--- Exercise materials Enclosed Below ---
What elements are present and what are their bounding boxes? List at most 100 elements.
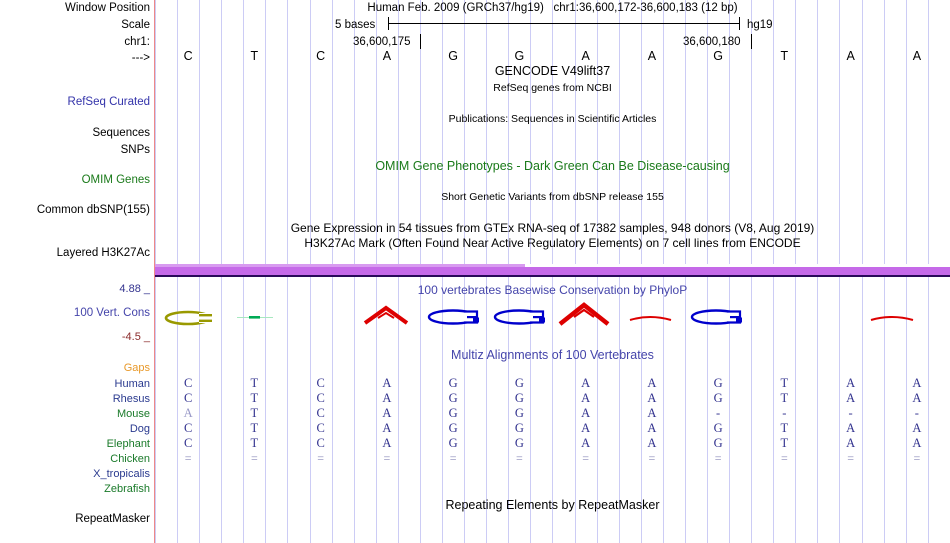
ruler-base: T [250, 49, 259, 63]
alignment-base: A [647, 436, 657, 450]
alignment-base: A [581, 391, 591, 405]
alignment-base: G [713, 391, 723, 405]
label-gaps[interactable]: Gaps [123, 362, 150, 374]
label-100-vert-cons[interactable]: 100 Vert. Cons [73, 307, 150, 319]
cons-glyph-g-5 [427, 309, 480, 325]
alignment-base: G [713, 376, 723, 390]
coord-right-tick [751, 34, 752, 49]
coord-left-tick [420, 34, 421, 49]
alignment-base: = [780, 451, 788, 465]
alignment-base: C [183, 421, 193, 435]
alignment-base: A [382, 406, 392, 420]
alignment-base: = [515, 451, 523, 465]
alignment-base: G [514, 391, 524, 405]
ruler-base: C [316, 49, 326, 63]
title-h3k27ac: H3K27Ac Mark (Often Found Near Active Re… [304, 236, 801, 250]
alignment-base: A [647, 421, 657, 435]
label-common-dbsnp[interactable]: Common dbSNP(155) [36, 204, 150, 216]
track-data-area[interactable]: Human Feb. 2009 (GRCh37/hg19) chr1:36,60… [155, 0, 950, 543]
track-left-border [154, 0, 155, 543]
alignment-base: C [316, 376, 325, 390]
label-window-position: Window Position [64, 2, 150, 14]
alignment-base: = [383, 451, 391, 465]
title-repeatmasker: Repeating Elements by RepeatMasker [445, 498, 660, 512]
alignment-base: C [316, 421, 325, 435]
label-layered-h3k27ac[interactable]: Layered H3K27Ac [56, 247, 150, 259]
alignment-base: A [912, 391, 922, 405]
alignment-base: G [713, 436, 723, 450]
alignment-base: G [713, 421, 723, 435]
assembly-short-text: hg19 [747, 19, 773, 31]
alignment-base: = [648, 451, 656, 465]
cons-glyph-g-6 [493, 309, 546, 325]
cons-glyph-a-12 [870, 316, 914, 321]
alignment-base: A [382, 436, 392, 450]
conservation-glyph-layer[interactable] [155, 296, 950, 342]
coord-left-label: 36,600,175 [353, 36, 411, 48]
label-repeatmasker[interactable]: RepeatMasker [75, 513, 150, 525]
title-omim: OMIM Gene Phenotypes - Dark Green Can Be… [375, 159, 730, 173]
label-snps[interactable]: SNPs [120, 144, 150, 156]
alignment-base: A [581, 406, 591, 420]
assembly-title: Human Feb. 2009 (GRCh37/hg19) [367, 2, 544, 14]
position-text: chr1:36,600,172-36,600,183 (12 bp) [553, 2, 738, 14]
alignment-base: T [250, 406, 259, 420]
window-position-text: Human Feb. 2009 (GRCh37/hg19) chr1:36,60… [155, 2, 950, 14]
ruler-base: A [382, 49, 392, 63]
alignment-row-chicken[interactable]: = = = = = = = = = = = = [155, 452, 950, 464]
phylop-glyphs-svg [164, 302, 914, 326]
label-elephant[interactable]: Elephant [106, 438, 150, 450]
title-refseq-ncbi: RefSeq genes from NCBI [493, 82, 612, 94]
alignment-base: G [514, 406, 524, 420]
cons-glyph-t-2 [237, 316, 273, 319]
label-zebrafish[interactable]: Zebrafish [104, 483, 150, 495]
alignment-base: C [316, 391, 325, 405]
label-sequences[interactable]: Sequences [92, 127, 150, 139]
alignment-base: T [250, 376, 259, 390]
alignment-base: G [514, 436, 524, 450]
alignment-base: C [183, 376, 193, 390]
alignment-base: A [382, 421, 392, 435]
alignment-base: - [716, 406, 721, 420]
cons-glyph-a-4 [363, 305, 409, 325]
label-chicken[interactable]: Chicken [110, 453, 150, 465]
label-refseq-curated[interactable]: RefSeq Curated [67, 96, 150, 108]
label-omim-genes[interactable]: OMIM Genes [81, 174, 150, 186]
alignment-base: A [846, 376, 856, 390]
h3k27ac-signal-bar[interactable] [155, 264, 950, 278]
label-rhesus[interactable]: Rhesus [112, 393, 150, 405]
cons-glyph-g-9 [690, 309, 743, 325]
alignment-row-x-tropicalis[interactable] [155, 467, 950, 479]
alignment-base: T [250, 391, 259, 405]
alignment-base: A [846, 391, 856, 405]
alignment-base: T [780, 436, 789, 450]
alignment-base: G [448, 421, 458, 435]
cons-glyph-a-8 [629, 316, 672, 321]
label-dog[interactable]: Dog [129, 423, 150, 435]
alignment-base: A [912, 436, 922, 450]
alignment-base: = [913, 451, 921, 465]
ruler-base: A [647, 49, 657, 63]
title-gencode: GENCODE V49lift37 [494, 64, 611, 78]
alignment-base: = [184, 451, 192, 465]
cons-axis-max: 4.88 _ [119, 283, 150, 295]
alignment-base: - [848, 406, 853, 420]
alignment-base: = [582, 451, 590, 465]
alignment-row-zebrafish[interactable] [155, 482, 950, 494]
sidebar-labels: Window Position Scale chr1: ---> RefSeq … [0, 0, 153, 543]
title-dbsnp: Short Genetic Variants from dbSNP releas… [441, 191, 664, 203]
label-human[interactable]: Human [114, 378, 150, 390]
label-mouse[interactable]: Mouse [116, 408, 150, 420]
cons-glyph-a-7 [558, 302, 610, 326]
title-multiz: Multiz Alignments of 100 Vertebrates [451, 348, 654, 362]
title-gtex: Gene Expression in 54 tissues from GTEx … [290, 221, 815, 235]
alignment-base: C [183, 391, 193, 405]
scale-text: 5 bases [335, 19, 376, 31]
label-x-tropicalis[interactable]: X_tropicalis [93, 468, 150, 480]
--- End of Enclosed Exercise materials ---
In the copy you write, the data above must appear exactly, with no pictures.

#### Task solution:
What elements are present and what are their bounding boxes? List at most 100 elements.
ruler-base: T [250, 49, 259, 63]
alignment-base: A [647, 436, 657, 450]
alignment-base: A [581, 391, 591, 405]
alignment-base: G [713, 391, 723, 405]
label-gaps[interactable]: Gaps [123, 362, 150, 374]
label-100-vert-cons[interactable]: 100 Vert. Cons [73, 307, 150, 319]
cons-glyph-g-5 [427, 309, 480, 325]
alignment-base: G [713, 376, 723, 390]
coord-right-tick [751, 34, 752, 49]
coord-left-tick [420, 34, 421, 49]
alignment-base: = [780, 451, 788, 465]
alignment-base: C [183, 421, 193, 435]
alignment-base: A [382, 406, 392, 420]
alignment-base: = [515, 451, 523, 465]
alignment-base: G [514, 391, 524, 405]
ruler-base: C [316, 49, 326, 63]
title-h3k27ac: H3K27Ac Mark (Often Found Near Active Re… [304, 236, 801, 250]
alignment-base: A [647, 421, 657, 435]
label-common-dbsnp[interactable]: Common dbSNP(155) [36, 204, 150, 216]
track-data-area[interactable]: Human Feb. 2009 (GRCh37/hg19) chr1:36,60… [155, 0, 950, 543]
track-left-border [154, 0, 155, 543]
alignment-base: C [316, 376, 325, 390]
label-window-position: Window Position [64, 2, 150, 14]
alignment-base: = [383, 451, 391, 465]
title-repeatmasker: Repeating Elements by RepeatMasker [445, 498, 660, 512]
alignment-base: C [316, 421, 325, 435]
label-layered-h3k27ac[interactable]: Layered H3K27Ac [56, 247, 150, 259]
alignment-base: A [912, 391, 922, 405]
alignment-base: G [713, 436, 723, 450]
alignment-base: G [713, 421, 723, 435]
assembly-short-text: hg19 [747, 19, 773, 31]
alignment-base: = [648, 451, 656, 465]
cons-glyph-g-6 [493, 309, 546, 325]
cons-glyph-a-12 [870, 316, 914, 321]
alignment-base: A [382, 436, 392, 450]
conservation-glyph-layer[interactable] [155, 296, 950, 342]
coord-left-label: 36,600,175 [353, 36, 411, 48]
label-repeatmasker[interactable]: RepeatMasker [75, 513, 150, 525]
title-omim: OMIM Gene Phenotypes - Dark Green Can Be… [375, 159, 730, 173]
label-snps[interactable]: SNPs [120, 144, 150, 156]
alignment-base: A [581, 406, 591, 420]
assembly-title: Human Feb. 2009 (GRCh37/hg19) [367, 2, 544, 14]
position-text: chr1:36,600,172-36,600,183 (12 bp) [553, 2, 738, 14]
alignment-base: T [250, 406, 259, 420]
window-position-text: Human Feb. 2009 (GRCh37/hg19) chr1:36,60… [155, 2, 950, 14]
ruler-base: A [382, 49, 392, 63]
alignment-row-chicken[interactable]: = = = = = = = = = = = = [155, 452, 950, 464]
phylop-glyphs-svg [164, 302, 914, 326]
label-elephant[interactable]: Elephant [106, 438, 150, 450]
title-refseq-ncbi: RefSeq genes from NCBI [493, 82, 612, 94]
alignment-base: G [514, 406, 524, 420]
cons-glyph-t-2 [237, 316, 273, 319]
label-zebrafish[interactable]: Zebrafish [104, 483, 150, 495]
alignment-base: C [316, 391, 325, 405]
label-sequences[interactable]: Sequences [92, 127, 150, 139]
alignment-base: T [250, 376, 259, 390]
alignment-base: G [514, 436, 524, 450]
alignment-base: C [183, 376, 193, 390]
alignment-base: A [382, 421, 392, 435]
alignment-base: - [716, 406, 721, 420]
cons-glyph-a-4 [363, 305, 409, 325]
label-chicken[interactable]: Chicken [110, 453, 150, 465]
label-refseq-curated[interactable]: RefSeq Curated [67, 96, 150, 108]
label-omim-genes[interactable]: OMIM Genes [81, 174, 150, 186]
alignment-base: A [846, 376, 856, 390]
h3k27ac-signal-bar[interactable] [155, 264, 950, 278]
label-rhesus[interactable]: Rhesus [112, 393, 150, 405]
cons-glyph-g-9 [690, 309, 743, 325]
alignment-row-x-tropicalis[interactable] [155, 467, 950, 479]
alignment-base: T [250, 391, 259, 405]
alignment-base: A [846, 391, 856, 405]
alignment-base: T [780, 436, 789, 450]
alignment-base: G [448, 421, 458, 435]
cons-glyph-a-8 [629, 316, 672, 321]
label-dog[interactable]: Dog [129, 423, 150, 435]
alignment-base: A [912, 436, 922, 450]
alignment-base: = [913, 451, 921, 465]
ruler-base: A [647, 49, 657, 63]
title-gencode: GENCODE V49lift37 [494, 64, 611, 78]
alignment-base: = [184, 451, 192, 465]
cons-axis-max: 4.88 _ [119, 283, 150, 295]
alignment-base: - [848, 406, 853, 420]
alignment-base: = [582, 451, 590, 465]
alignment-row-zebrafish[interactable] [155, 482, 950, 494]
sidebar-labels: Window Position Scale chr1: ---> RefSeq … [0, 0, 153, 543]
title-dbsnp: Short Genetic Variants from dbSNP releas… [441, 191, 664, 203]
label-human[interactable]: Human [114, 378, 150, 390]
label-mouse[interactable]: Mouse [116, 408, 150, 420]
cons-glyph-a-7 [558, 302, 610, 326]
title-multiz: Multiz Alignments of 100 Vertebrates [451, 348, 654, 362]
title-gtex: Gene Expression in 54 tissues from GTEx … [290, 221, 815, 235]
alignment-base: C [183, 391, 193, 405]
scale-text: 5 bases [335, 19, 376, 31]
label-x-tropicalis[interactable]: X_tropicalis [93, 468, 150, 480]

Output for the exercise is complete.